**SET TASK:**
Restate all of the data exactly.

**DATA FOR THIS EXERCISE:**
↓↓↓
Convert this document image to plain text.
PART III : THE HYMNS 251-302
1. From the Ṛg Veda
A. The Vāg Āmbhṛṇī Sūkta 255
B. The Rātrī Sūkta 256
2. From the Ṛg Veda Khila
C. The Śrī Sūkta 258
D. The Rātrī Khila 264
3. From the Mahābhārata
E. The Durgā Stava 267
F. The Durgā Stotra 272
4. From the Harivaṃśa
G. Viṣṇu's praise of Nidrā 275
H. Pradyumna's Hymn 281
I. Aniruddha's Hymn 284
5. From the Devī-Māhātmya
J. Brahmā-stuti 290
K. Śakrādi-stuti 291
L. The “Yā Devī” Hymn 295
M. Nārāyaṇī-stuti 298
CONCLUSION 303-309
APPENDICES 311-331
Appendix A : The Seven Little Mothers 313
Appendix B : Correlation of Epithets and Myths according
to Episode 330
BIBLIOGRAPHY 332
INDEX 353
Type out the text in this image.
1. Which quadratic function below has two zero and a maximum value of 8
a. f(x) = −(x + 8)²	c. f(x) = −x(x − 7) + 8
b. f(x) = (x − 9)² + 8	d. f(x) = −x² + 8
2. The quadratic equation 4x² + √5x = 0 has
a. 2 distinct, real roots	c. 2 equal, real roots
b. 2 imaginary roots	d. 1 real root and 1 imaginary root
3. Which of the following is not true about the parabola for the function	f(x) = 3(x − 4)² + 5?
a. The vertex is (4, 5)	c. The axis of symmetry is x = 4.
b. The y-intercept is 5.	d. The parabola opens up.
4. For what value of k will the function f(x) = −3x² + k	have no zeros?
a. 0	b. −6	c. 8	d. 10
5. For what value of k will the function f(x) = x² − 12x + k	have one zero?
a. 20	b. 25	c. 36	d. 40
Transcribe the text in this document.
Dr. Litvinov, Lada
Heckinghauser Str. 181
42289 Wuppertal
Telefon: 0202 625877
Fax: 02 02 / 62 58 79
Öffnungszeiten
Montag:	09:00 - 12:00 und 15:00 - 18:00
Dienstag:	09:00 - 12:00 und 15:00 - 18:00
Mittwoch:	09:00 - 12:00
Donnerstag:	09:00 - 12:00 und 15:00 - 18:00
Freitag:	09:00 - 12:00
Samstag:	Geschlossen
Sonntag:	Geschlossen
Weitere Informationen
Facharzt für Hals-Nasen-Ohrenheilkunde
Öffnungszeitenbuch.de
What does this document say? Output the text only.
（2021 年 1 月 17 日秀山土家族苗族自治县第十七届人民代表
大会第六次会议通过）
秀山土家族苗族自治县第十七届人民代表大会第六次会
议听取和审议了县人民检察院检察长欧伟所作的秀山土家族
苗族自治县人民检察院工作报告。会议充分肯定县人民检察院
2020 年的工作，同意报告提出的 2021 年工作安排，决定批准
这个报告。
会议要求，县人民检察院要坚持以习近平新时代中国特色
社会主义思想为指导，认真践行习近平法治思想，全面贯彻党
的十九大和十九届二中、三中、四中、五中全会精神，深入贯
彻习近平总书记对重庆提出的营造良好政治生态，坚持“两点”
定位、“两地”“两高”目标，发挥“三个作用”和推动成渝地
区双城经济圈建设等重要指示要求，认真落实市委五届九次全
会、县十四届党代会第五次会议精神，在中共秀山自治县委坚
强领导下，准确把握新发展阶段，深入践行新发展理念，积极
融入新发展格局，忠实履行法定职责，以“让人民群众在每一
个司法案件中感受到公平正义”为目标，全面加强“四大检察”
↑↑↑
**RESULT OF THIS TASK:**
Convert this document image to plain text.
PART III : THE HYMNS 251-302
1. From the Ṛg Veda
A. The Vāg Āmbhṛṇī Sūkta 255
B. The Rātrī Sūkta 256
2. From the Ṛg Veda Khila
C. The Śrī Sūkta 258
D. The Rātrī Khila 264
3. From the Mahābhārata
E. The Durgā Stava 267
F. The Durgā Stotra 272
4. From the Harivaṃśa
G. Viṣṇu's praise of Nidrā 275
H. Pradyumna's Hymn 281
I. Aniruddha's Hymn 284
5. From the Devī-Māhātmya
J. Brahmā-stuti 290
K. Śakrādi-stuti 291
L. The “Yā Devī” Hymn 295
M. Nārāyaṇī-stuti 298
CONCLUSION 303-309
APPENDICES 311-331
Appendix A : The Seven Little Mothers 313
Appendix B : Correlation of Epithets and Myths according
to Episode 330
BIBLIOGRAPHY 332
INDEX 353
Type out the text in this image.
1. Which quadratic function below has two zero and a maximum value of 8
a. f(x) = −(x + 8)²	c. f(x) = −x(x − 7) + 8
b. f(x) = (x − 9)² + 8	d. f(x) = −x² + 8
2. The quadratic equation 4x² + √5x = 0 has
a. 2 distinct, real roots	c. 2 equal, real roots
b. 2 imaginary roots	d. 1 real root and 1 imaginary root
3. Which of the following is not true about the parabola for the function	f(x) = 3(x − 4)² + 5?
a. The vertex is (4, 5)	c. The axis of symmetry is x = 4.
b. The y-intercept is 5.	d. The parabola opens up.
4. For what value of k will the function f(x) = −3x² + k	have no zeros?
a. 0	b. −6	c. 8	d. 10
5. For what value of k will the function f(x) = x² − 12x + k	have one zero?
a. 20	b. 25	c. 36	d. 40
Transcribe the text in this document.
Dr. Litvinov, Lada
Heckinghauser Str. 181
42289 Wuppertal
Telefon: 0202 625877
Fax: 02 02 / 62 58 79
Öffnungszeiten
Montag:	09:00 - 12:00 und 15:00 - 18:00
Dienstag:	09:00 - 12:00 und 15:00 - 18:00
Mittwoch:	09:00 - 12:00
Donnerstag:	09:00 - 12:00 und 15:00 - 18:00
Freitag:	09:00 - 12:00
Samstag:	Geschlossen
Sonntag:	Geschlossen
Weitere Informationen
Facharzt für Hals-Nasen-Ohrenheilkunde
Öffnungszeitenbuch.de
What does this document say? Output the text only.
（2021 年 1 月 17 日秀山土家族苗族自治县第十七届人民代表
大会第六次会议通过）
秀山土家族苗族自治县第十七届人民代表大会第六次会
议听取和审议了县人民检察院检察长欧伟所作的秀山土家族
苗族自治县人民检察院工作报告。会议充分肯定县人民检察院
2020 年的工作，同意报告提出的 2021 年工作安排，决定批准
这个报告。
会议要求，县人民检察院要坚持以习近平新时代中国特色
社会主义思想为指导，认真践行习近平法治思想，全面贯彻党
的十九大和十九届二中、三中、四中、五中全会精神，深入贯
彻习近平总书记对重庆提出的营造良好政治生态，坚持“两点”
定位、“两地”“两高”目标，发挥“三个作用”和推动成渝地
区双城经济圈建设等重要指示要求，认真落实市委五届九次全
会、县十四届党代会第五次会议精神，在中共秀山自治县委坚
强领导下，准确把握新发展阶段，深入践行新发展理念，积极
融入新发展格局，忠实履行法定职责，以“让人民群众在每一
个司法案件中感受到公平正义”为目标，全面加强“四大检察”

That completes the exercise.